- Exercise brief -
Go through the material and write it all out exactly, minus the pictures.

━━━━━ Available data ━━━━━

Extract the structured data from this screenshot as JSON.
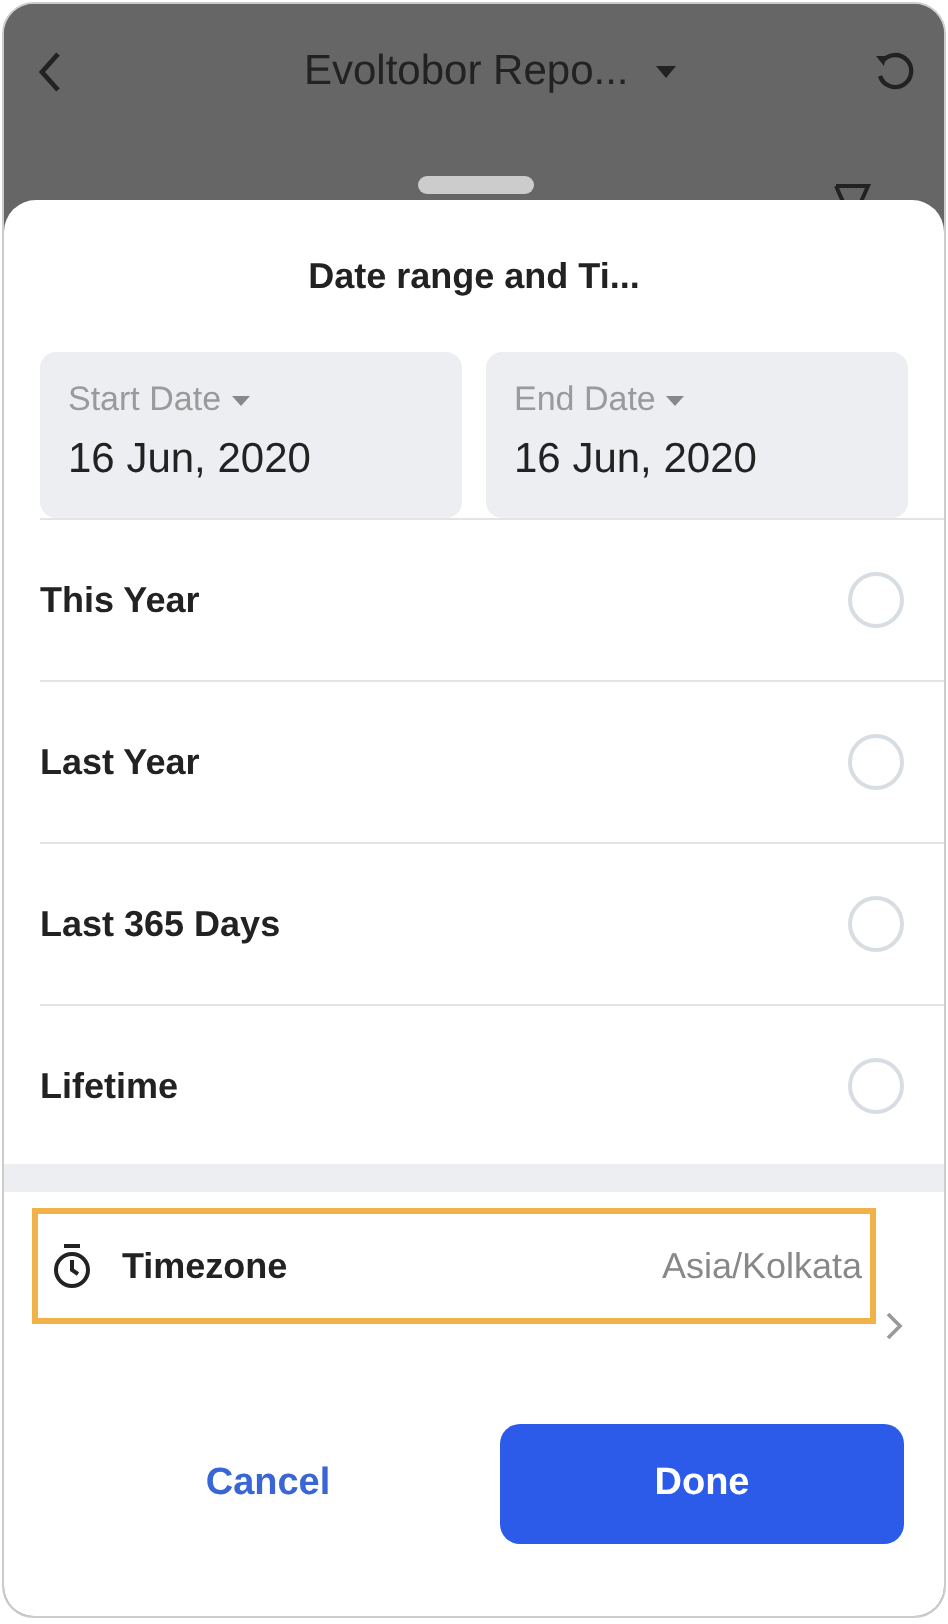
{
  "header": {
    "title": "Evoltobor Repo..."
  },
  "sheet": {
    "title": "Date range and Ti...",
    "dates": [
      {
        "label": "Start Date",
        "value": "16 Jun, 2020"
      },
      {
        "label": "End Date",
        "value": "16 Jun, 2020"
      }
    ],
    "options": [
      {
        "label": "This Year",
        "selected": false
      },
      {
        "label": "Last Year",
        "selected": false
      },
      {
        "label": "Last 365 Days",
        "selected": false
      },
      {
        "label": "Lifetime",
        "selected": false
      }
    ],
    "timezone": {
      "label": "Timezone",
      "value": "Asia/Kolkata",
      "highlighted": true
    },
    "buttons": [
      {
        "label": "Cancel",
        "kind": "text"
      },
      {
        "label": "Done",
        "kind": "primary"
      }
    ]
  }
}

━━━━━

- Exercise output -
Extract the structured data from this screenshot as JSON.
{
  "header": {
    "title": "Evoltobor Repo..."
  },
  "sheet": {
    "title": "Date range and Ti...",
    "dates": [
      {
        "label": "Start Date",
        "value": "16 Jun, 2020"
      },
      {
        "label": "End Date",
        "value": "16 Jun, 2020"
      }
    ],
    "options": [
      {
        "label": "This Year",
        "selected": false
      },
      {
        "label": "Last Year",
        "selected": false
      },
      {
        "label": "Last 365 Days",
        "selected": false
      },
      {
        "label": "Lifetime",
        "selected": false
      }
    ],
    "timezone": {
      "label": "Timezone",
      "value": "Asia/Kolkata",
      "highlighted": true
    },
    "buttons": [
      {
        "label": "Cancel",
        "kind": "text"
      },
      {
        "label": "Done",
        "kind": "primary"
      }
    ]
  }
}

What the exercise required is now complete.